_Input rows_
== == ==

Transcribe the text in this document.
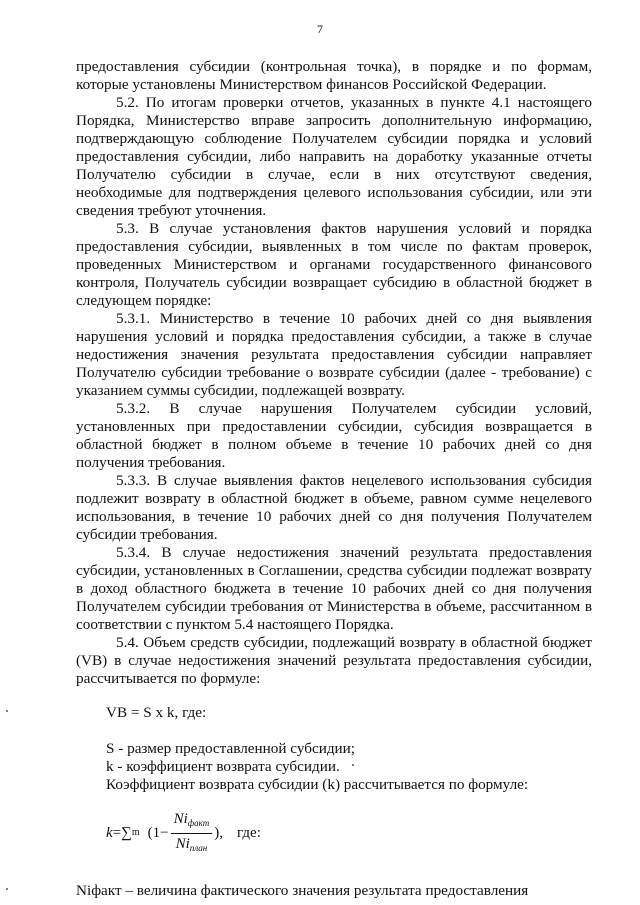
7

предоставления субсидии (контрольная точка), в порядке и по формам, которые установлены Министерством финансов Российской Федерации.

5.2. По итогам проверки отчетов, указанных в пункте 4.1 настоящего Порядка, Министерство вправе запросить дополнительную информацию, подтверждающую соблюдение Получателем субсидии порядка и условий предоставления субсидии, либо направить на доработку указанные отчеты Получателю субсидии в случае, если в них отсутствуют сведения, необходимые для подтверждения целевого использования субсидии, или эти сведения требуют уточнения.

5.3. В случае установления фактов нарушения условий и порядка предоставления субсидии, выявленных в том числе по фактам проверок, проведенных Министерством и органами государственного финансового контроля, Получатель субсидии возвращает субсидию в областной бюджет в следующем порядке:

5.3.1. Министерство в течение 10 рабочих дней со дня выявления нарушения условий и порядка предоставления субсидии, а также в случае недостижения значения результата предоставления субсидии направляет Получателю субсидии требование о возврате субсидии (далее - требование) с указанием суммы субсидии, подлежащей возврату.

5.3.2. В случае нарушения Получателем субсидии условий, установленных при предоставлении субсидии, субсидия возвращается в областной бюджет в полном объеме в течение 10 рабочих дней со дня получения требования.

5.3.3. В случае выявления фактов нецелевого использования субсидия подлежит возврату в областной бюджет в объеме, равном сумме нецелевого использования, в течение 10 рабочих дней со дня получения Получателем субсидии требования.

5.3.4. В случае недостижения значений результата предоставления субсидии, установленных в Соглашении, средства субсидии подлежат возврату в доход областного бюджета в течение 10 рабочих дней со дня получения Получателем субсидии требования от Министерства в объеме, рассчитанном в соответствии с пунктом 5.4 настоящего Порядка.

5.4. Объем средств субсидии, подлежащий возврату в областной бюджет (VB) в случае недостижения значений результата предоставления субсидии, рассчитывается по формуле:

VB = S x k, где:

S - размер предоставленной субсидии;

k - коэффициент возврата субсидии.

Коэффициент возврата субсидии (k) рассчитывается по формуле:

k = ∑ m ($1- \frac{Ni_{факт}}{Ni_{план}}$ ), где:

Niфакт – величина фактического значения результата предоставления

== == ==

_Exercise directions_
Reproduce the records, all of them, word for word; omit the pictures.

_Output of the task_
Transcribe the text in this document.
7

предоставления субсидии (контрольная точка), в порядке и по формам, которые установлены Министерством финансов Российской Федерации.

5.2. По итогам проверки отчетов, указанных в пункте 4.1 настоящего Порядка, Министерство вправе запросить дополнительную информацию, подтверждающую соблюдение Получателем субсидии порядка и условий предоставления субсидии, либо направить на доработку указанные отчеты Получателю субсидии в случае, если в них отсутствуют сведения, необходимые для подтверждения целевого использования субсидии, или эти сведения требуют уточнения.

5.3. В случае установления фактов нарушения условий и порядка предоставления субсидии, выявленных в том числе по фактам проверок, проведенных Министерством и органами государственного финансового контроля, Получатель субсидии возвращает субсидию в областной бюджет в следующем порядке:

5.3.1. Министерство в течение 10 рабочих дней со дня выявления нарушения условий и порядка предоставления субсидии, а также в случае недостижения значения результата предоставления субсидии направляет Получателю субсидии требование о возврате субсидии (далее - требование) с указанием суммы субсидии, подлежащей возврату.

5.3.2. В случае нарушения Получателем субсидии условий, установленных при предоставлении субсидии, субсидия возвращается в областной бюджет в полном объеме в течение 10 рабочих дней со дня получения требования.

5.3.3. В случае выявления фактов нецелевого использования субсидия подлежит возврату в областной бюджет в объеме, равном сумме нецелевого использования, в течение 10 рабочих дней со дня получения Получателем субсидии требования.

5.3.4. В случае недостижения значений результата предоставления субсидии, установленных в Соглашении, средства субсидии подлежат возврату в доход областного бюджета в течение 10 рабочих дней со дня получения Получателем субсидии требования от Министерства в объеме, рассчитанном в соответствии с пунктом 5.4 настоящего Порядка.

5.4. Объем средств субсидии, подлежащий возврату в областной бюджет (VB) в случае недостижения значений результата предоставления субсидии, рассчитывается по формуле:

VB = S x k, где:

S - размер предоставленной субсидии;

k - коэффициент возврата субсидии.

Коэффициент возврата субсидии (k) рассчитывается по формуле:

k = ∑ m ($1- \frac{Ni_{факт}}{Ni_{план}}$ ), где:

Niфакт – величина фактического значения результата предоставления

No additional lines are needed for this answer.